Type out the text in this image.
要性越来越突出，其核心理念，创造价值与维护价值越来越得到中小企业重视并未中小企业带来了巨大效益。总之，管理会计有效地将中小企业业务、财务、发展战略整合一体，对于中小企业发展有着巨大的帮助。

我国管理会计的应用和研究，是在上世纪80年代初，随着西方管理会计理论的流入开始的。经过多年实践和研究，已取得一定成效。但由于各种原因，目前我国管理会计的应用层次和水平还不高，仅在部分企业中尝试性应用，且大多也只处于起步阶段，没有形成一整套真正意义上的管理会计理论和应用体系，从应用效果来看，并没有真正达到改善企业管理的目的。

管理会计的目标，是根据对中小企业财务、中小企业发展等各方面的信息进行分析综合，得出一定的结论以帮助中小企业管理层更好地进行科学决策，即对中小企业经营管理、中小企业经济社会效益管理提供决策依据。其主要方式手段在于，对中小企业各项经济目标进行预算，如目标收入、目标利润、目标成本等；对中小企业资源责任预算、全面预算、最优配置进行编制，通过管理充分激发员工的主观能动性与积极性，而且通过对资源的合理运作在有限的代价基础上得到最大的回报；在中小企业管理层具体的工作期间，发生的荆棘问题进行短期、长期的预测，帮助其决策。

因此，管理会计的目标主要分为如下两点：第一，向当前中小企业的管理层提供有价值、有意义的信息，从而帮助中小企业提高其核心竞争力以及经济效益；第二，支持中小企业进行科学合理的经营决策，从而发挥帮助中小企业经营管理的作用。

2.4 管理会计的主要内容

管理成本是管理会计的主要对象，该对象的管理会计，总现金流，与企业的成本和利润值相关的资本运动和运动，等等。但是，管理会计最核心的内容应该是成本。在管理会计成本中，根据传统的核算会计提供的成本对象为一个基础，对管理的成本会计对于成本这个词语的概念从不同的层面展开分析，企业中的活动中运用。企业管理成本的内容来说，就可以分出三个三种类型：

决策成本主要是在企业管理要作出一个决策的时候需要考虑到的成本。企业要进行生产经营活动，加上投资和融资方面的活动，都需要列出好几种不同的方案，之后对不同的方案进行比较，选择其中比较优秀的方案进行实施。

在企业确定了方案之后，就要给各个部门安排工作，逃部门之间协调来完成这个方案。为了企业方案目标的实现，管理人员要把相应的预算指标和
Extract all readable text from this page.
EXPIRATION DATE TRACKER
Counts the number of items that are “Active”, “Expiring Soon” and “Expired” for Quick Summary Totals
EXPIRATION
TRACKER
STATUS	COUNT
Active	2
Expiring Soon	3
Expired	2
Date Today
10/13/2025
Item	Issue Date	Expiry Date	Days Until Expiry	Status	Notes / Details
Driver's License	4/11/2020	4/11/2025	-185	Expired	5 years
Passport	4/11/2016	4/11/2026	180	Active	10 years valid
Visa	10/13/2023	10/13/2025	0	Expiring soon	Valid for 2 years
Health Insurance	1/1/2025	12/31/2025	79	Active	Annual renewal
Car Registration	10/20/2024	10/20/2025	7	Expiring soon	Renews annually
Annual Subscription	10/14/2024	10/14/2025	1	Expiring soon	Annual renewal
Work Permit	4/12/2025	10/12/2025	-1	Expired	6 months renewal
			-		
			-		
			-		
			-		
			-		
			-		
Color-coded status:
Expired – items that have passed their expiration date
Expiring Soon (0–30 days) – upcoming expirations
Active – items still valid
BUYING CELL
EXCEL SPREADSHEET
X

• [Goal of the exercise]: Please quote every record above exactly as it appears.

• [Task answer]:
Type out the text in this image.
要性越来越突出，其核心理念，创造价值与维护价值越来越得到中小企业重视并未中小企业带来了巨大效益。总之，管理会计有效地将中小企业业务、财务、发展战略整合一体，对于中小企业发展有着巨大的帮助。

我国管理会计的应用和研究，是在上世纪80年代初，随着西方管理会计理论的流入开始的。经过多年实践和研究，已取得一定成效。但由于各种原因，目前我国管理会计的应用层次和水平还不高，仅在部分企业中尝试性应用，且大多也只处于起步阶段，没有形成一整套真正意义上的管理会计理论和应用体系，从应用效果来看，并没有真正达到改善企业管理的目的。

管理会计的目标，是根据对中小企业财务、中小企业发展等各方面的信息进行分析综合，得出一定的结论以帮助中小企业管理层更好地进行科学决策，即对中小企业经营管理、中小企业经济社会效益管理提供决策依据。其主要方式手段在于，对中小企业各项经济目标进行预算，如目标收入、目标利润、目标成本等；对中小企业资源责任预算、全面预算、最优配置进行编制，通过管理充分激发员工的主观能动性与积极性，而且通过对资源的合理运作在有限的代价基础上得到最大的回报；在中小企业管理层具体的工作期间，发生的荆棘问题进行短期、长期的预测，帮助其决策。

因此，管理会计的目标主要分为如下两点：第一，向当前中小企业的管理层提供有价值、有意义的信息，从而帮助中小企业提高其核心竞争力以及经济效益；第二，支持中小企业进行科学合理的经营决策，从而发挥帮助中小企业经营管理的作用。

2.4 管理会计的主要内容

管理成本是管理会计的主要对象，该对象的管理会计，总现金流，与企业的成本和利润值相关的资本运动和运动，等等。但是，管理会计最核心的内容应该是成本。在管理会计成本中，根据传统的核算会计提供的成本对象为一个基础，对管理的成本会计对于成本这个词语的概念从不同的层面展开分析，企业中的活动中运用。企业管理成本的内容来说，就可以分出三个三种类型：

决策成本主要是在企业管理要作出一个决策的时候需要考虑到的成本。企业要进行生产经营活动，加上投资和融资方面的活动，都需要列出好几种不同的方案，之后对不同的方案进行比较，选择其中比较优秀的方案进行实施。

在企业确定了方案之后，就要给各个部门安排工作，逃部门之间协调来完成这个方案。为了企业方案目标的实现，管理人员要把相应的预算指标和
Extract all readable text from this page.
EXPIRATION DATE TRACKER
Counts the number of items that are “Active”, “Expiring Soon” and “Expired” for Quick Summary Totals
EXPIRATION
TRACKER
STATUS	COUNT
Active	2
Expiring Soon	3
Expired	2
Date Today
10/13/2025
Item	Issue Date	Expiry Date	Days Until Expiry	Status	Notes / Details
Driver's License	4/11/2020	4/11/2025	-185	Expired	5 years
Passport	4/11/2016	4/11/2026	180	Active	10 years valid
Visa	10/13/2023	10/13/2025	0	Expiring soon	Valid for 2 years
Health Insurance	1/1/2025	12/31/2025	79	Active	Annual renewal
Car Registration	10/20/2024	10/20/2025	7	Expiring soon	Renews annually
Annual Subscription	10/14/2024	10/14/2025	1	Expiring soon	Annual renewal
Work Permit	4/12/2025	10/12/2025	-1	Expired	6 months renewal
			-		
			-		
			-		
			-		
			-		
			-		
Color-coded status:
Expired – items that have passed their expiration date
Expiring Soon (0–30 days) – upcoming expirations
Active – items still valid
BUYING CELL
EXCEL SPREADSHEET
X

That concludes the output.